§ **Exercise instructions**: Looking at the listing, state how many of its lines contain the string "this". Write only the number.

§ **Listed entries**:
○ ○ ○

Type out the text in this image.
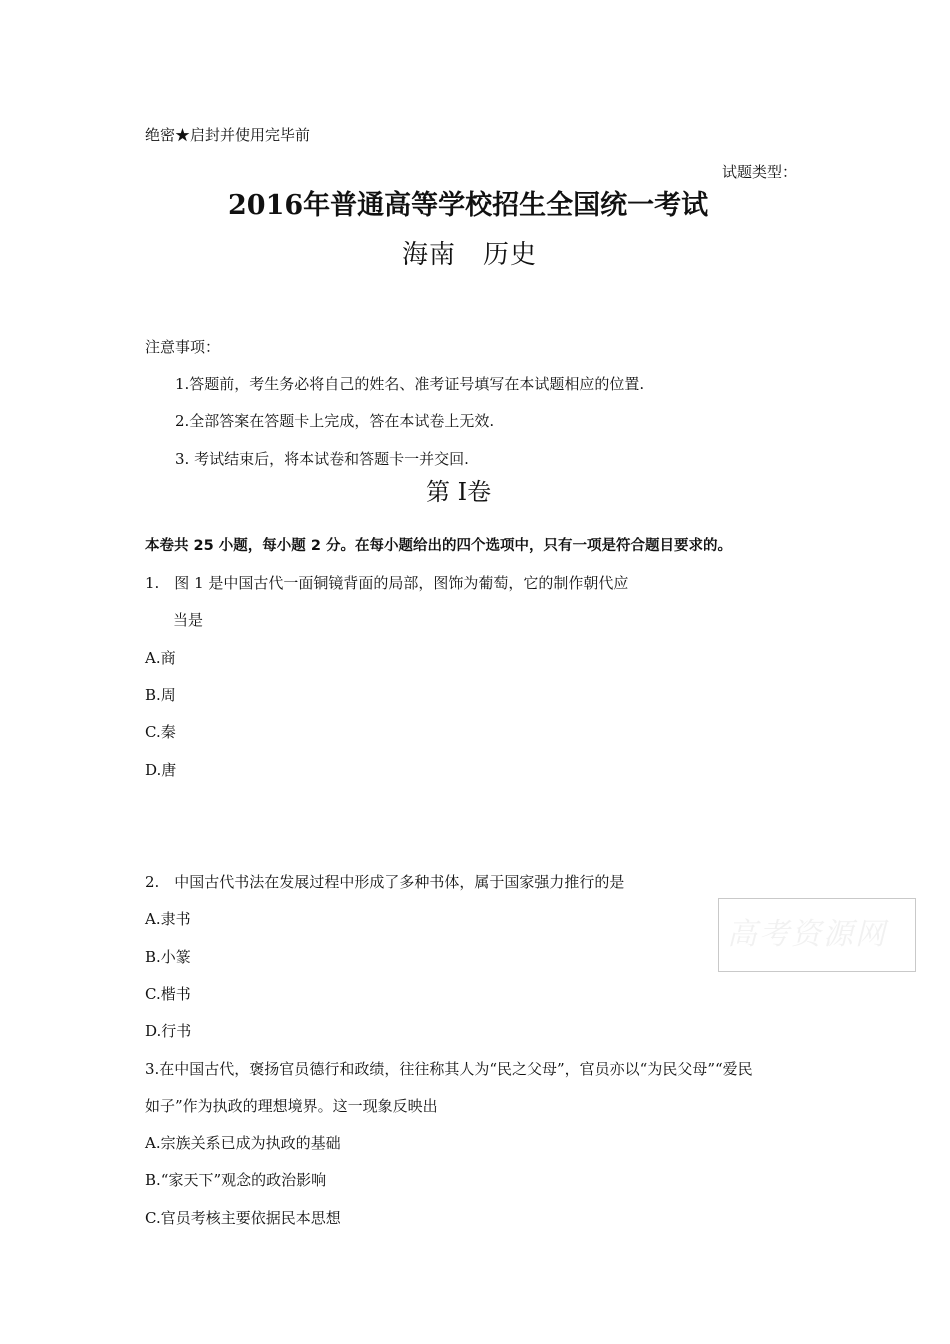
绝密★启封并使用完毕前
试题类型：
2016年普通高等学校招生全国统一考试
海南　历史
注意事项：
1.答题前，考生务必将自己的姓名、准考证号填写在本试题相应的位置.
2.全部答案在答题卡上完成，答在本试卷上无效.
3. 考试结束后，将本试卷和答题卡一并交回.
第 Ⅰ卷
本卷共 25 小题，每小题 2 分。在每小题给出的四个选项中，只有一项是符合题目要求的。
1.　图 1 是中国古代一面铜镜背面的局部，图饰为葡萄，它的制作朝代应
当是
A.商
B.周
C.秦
D.唐
2.　中国古代书法在发展过程中形成了多种书体，属于国家强力推行的是
A.隶书
B.小篆
C.楷书
D.行书
3.在中国古代，褒扬官员德行和政绩，往往称其人为“民之父母”，官员亦以“为民父母”“爱民
如子”作为执政的理想境界。这一现象反映出
A.宗族关系已成为执政的基础
B.“家天下”观念的政治影响
C.官员考核主要依据民本思想
高考资源网
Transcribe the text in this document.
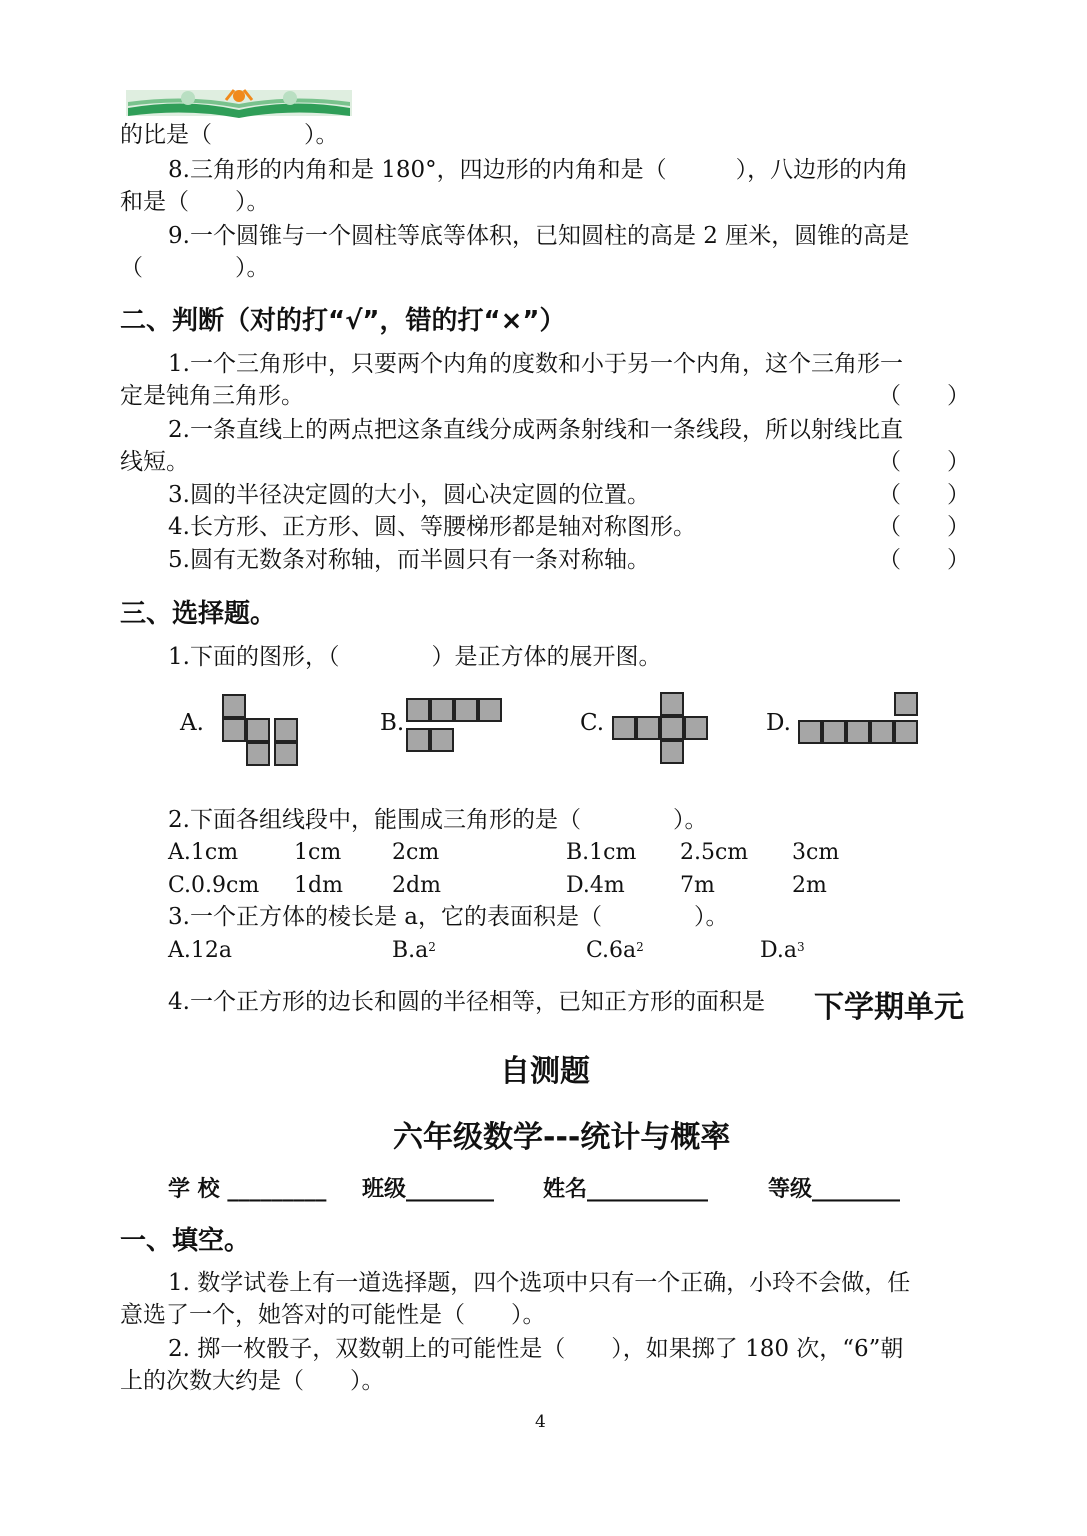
的比是（　　　　）。
8.三角形的内角和是 180°，四边形的内角和是（　　　），八边形的内角
和是（　　）。
9.一个圆锥与一个圆柱等底等体积，已知圆柱的高是 2 厘米，圆锥的高是
（　　　　）。
二、判断（对的打“√”，错的打“×”）
1.一个三角形中，只要两个内角的度数和小于另一个内角，这个三角形一
定是钝角三角形。	（　　）
2.一条直线上的两点把这条直线分成两条射线和一条线段，所以射线比直
线短。	（　　）
3.圆的半径决定圆的大小，圆心决定圆的位置。	（　　）
4.长方形、正方形、圆、等腰梯形都是轴对称图形。	（　　）
5.圆有无数条对称轴，而半圆只有一条对称轴。	（　　）
三、选择题。
1.下面的图形，（　　　　）是正方体的展开图。
A.	B.	C.	D.
2.下面各组线段中，能围成三角形的是（　　　　）。
A.1cm	1cm 2cm	B.1cm 2.5cm 3cm
C.0.9cm 1dm 2dm	D.4m	7m	2m
3.一个正方体的棱长是 a，它的表面积是（　　　　）。
A.12a	$B.a^2$	$C.6a^2$	$D.a^3$
4.一个正方形的边长和圆的半径相等，已知正方形的面积是 下学期单元
自测题
六年级数学---统计与概率
学 校 _________ 班级________ 姓名___________	等级________
一、填空。
1. 数学试卷上有一道选择题，四个选项中只有一个正确，小玲不会做，任
意选了一个，她答对的可能性是（　　）。
2. 掷一枚骰子，双数朝上的可能性是（　　），如果掷了 180 次，“6”朝
上的次数大约是（　　）。
4
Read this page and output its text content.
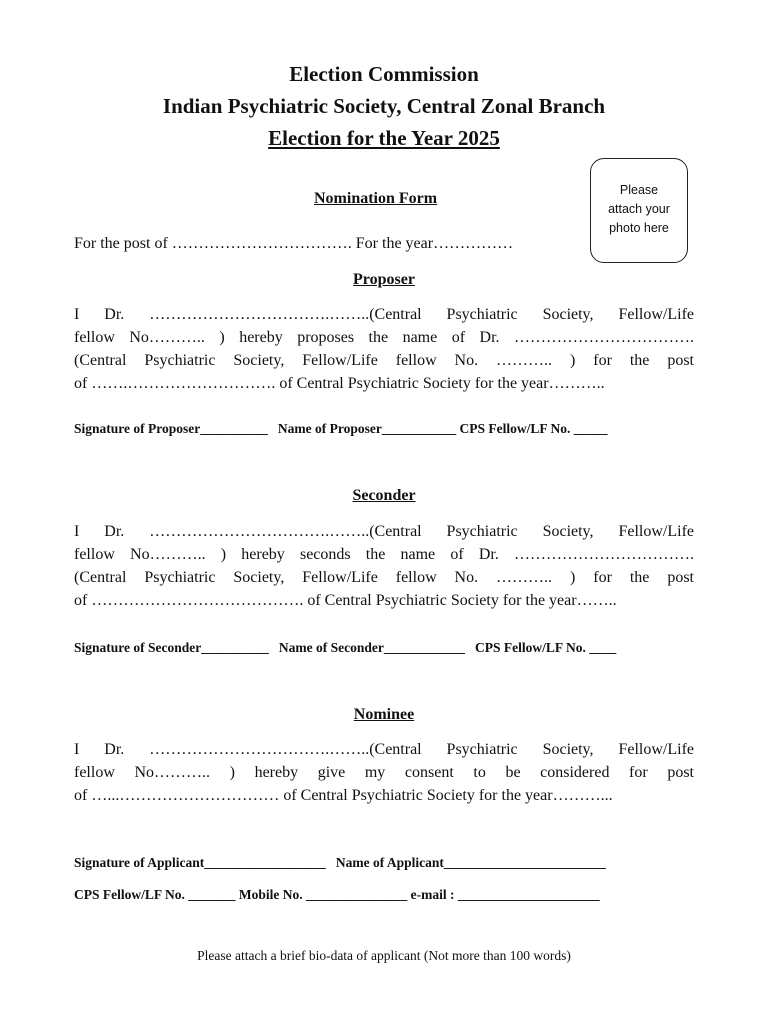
Election Commission
Indian Psychiatric Society, Central Zonal Branch
Election for the Year 2025
Please
attach your
photo here
Nomination Form
For the post of ……………………………. For the year……………
Proposer

I Dr. …………………………….……..(Central Psychiatric Society, Fellow/Life

fellow No……….. ) hereby proposes the name of Dr. …………………………….

(Central Psychiatric Society, Fellow/Life fellow No. ……….. ) for the post

of …….………………………. of Central Psychiatric Society for the year………..

Signature of Proposer__________   Name of Proposer___________ CPS Fellow/LF No. _____
Seconder

I Dr. …………………………….……..(Central Psychiatric Society, Fellow/Life

fellow No……….. ) hereby seconds the name of Dr. …………………………….

(Central Psychiatric Society, Fellow/Life fellow No. ……….. ) for the post

of …………………………………. of Central Psychiatric Society for the year……..

Signature of Seconder__________   Name of Seconder____________   CPS Fellow/LF No. ____
Nominee

I Dr. …………………………….……..(Central Psychiatric Society, Fellow/Life

fellow No……….. ) hereby give my consent to be considered for post

of …...………………………… of Central Psychiatric Society for the year………...

Signature of Applicant__________________   Name of Applicant________________________
CPS Fellow/LF No. _______ Mobile No. _______________ e-mail : _____________________
Please attach a brief bio-data of applicant (Not more than 100 words)
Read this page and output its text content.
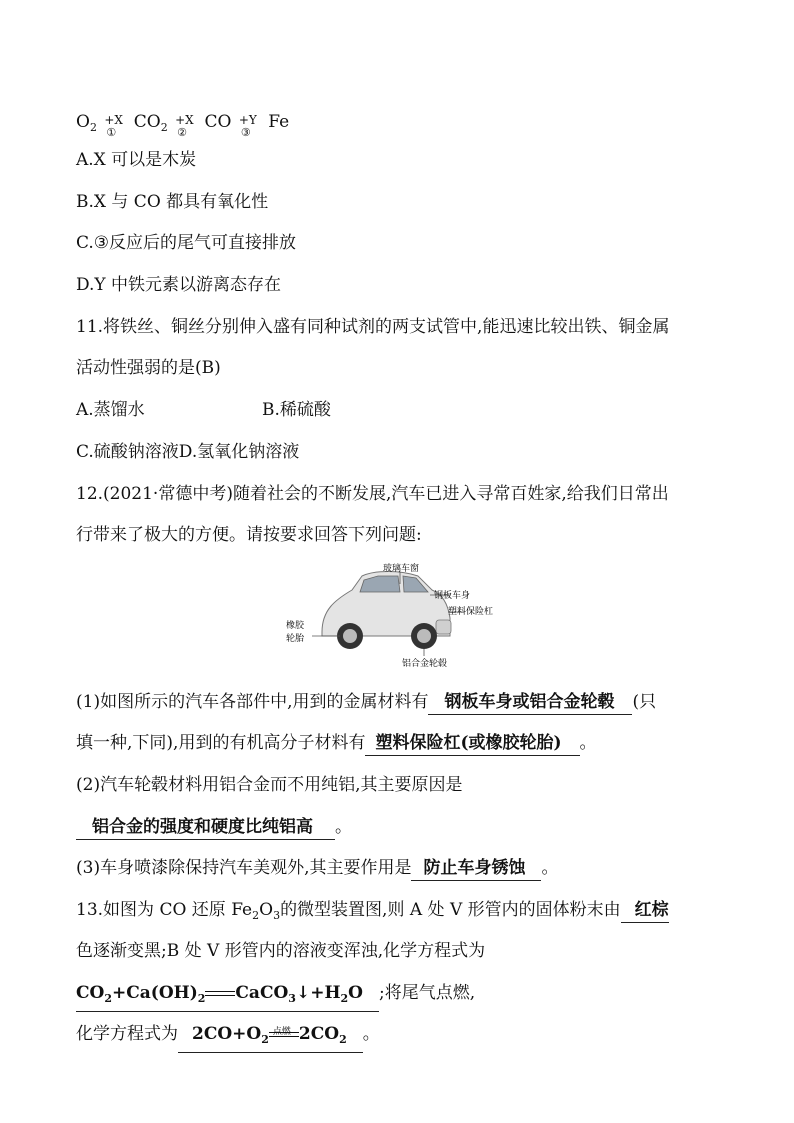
$O_2$
+X
①
$CO_2$
+X
②
CO +Y
③
Fe
A.X 可以是木炭
B.X 与 CO 都具有氧化性
C.③反应后的尾气可直接排放
D.Y 中铁元素以游离态存在
11.将铁丝、铜丝分别伸入盛有同种试剂的两支试管中,能迅速比较出铁、铜金属
活动性强弱的是(B)
A.蒸馏水	B.稀硫酸
C.硫酸钠溶液D.氢氧化钠溶液
12.(2021·常德中考)随着社会的不断发展,汽车已进入寻常百姓家,给我们日常出
行带来了极大的方便。请按要求回答下列问题:
玻璃车窗
钢板车身
塑料保险杠
橡胶
轮胎
铝合金轮毂
(1)如图所示的汽车各部件中,用到的金属材料有 钢板车身或铝合金轮毂 (只
填一种,下同),用到的有机高分子材料有 塑料保险杠(或橡胶轮胎) 。
(2)汽车轮毂材料用铝合金而不用纯铝,其主要原因是
铝合金的强度和硬度比纯铝高 。
(3)车身喷漆除保持汽车美观外,其主要作用是 防止车身锈蚀 。
13.如图为 CO 还原 $Fe_2O_3$的微型装置图,则 A 处 V 形管内的固体粉末由 红棕
色逐渐变黑;B 处 V 形管内的溶液变浑浊,化学方程式为
$CO_2+Ca(OH)_2$ $CaCO_3↓+H_2O$ ;将尾气点燃,
化学方程式为 $2CO+O_2$
点燃 $2CO_2$ 。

○ ○ ○

§ **Exercise result**: 4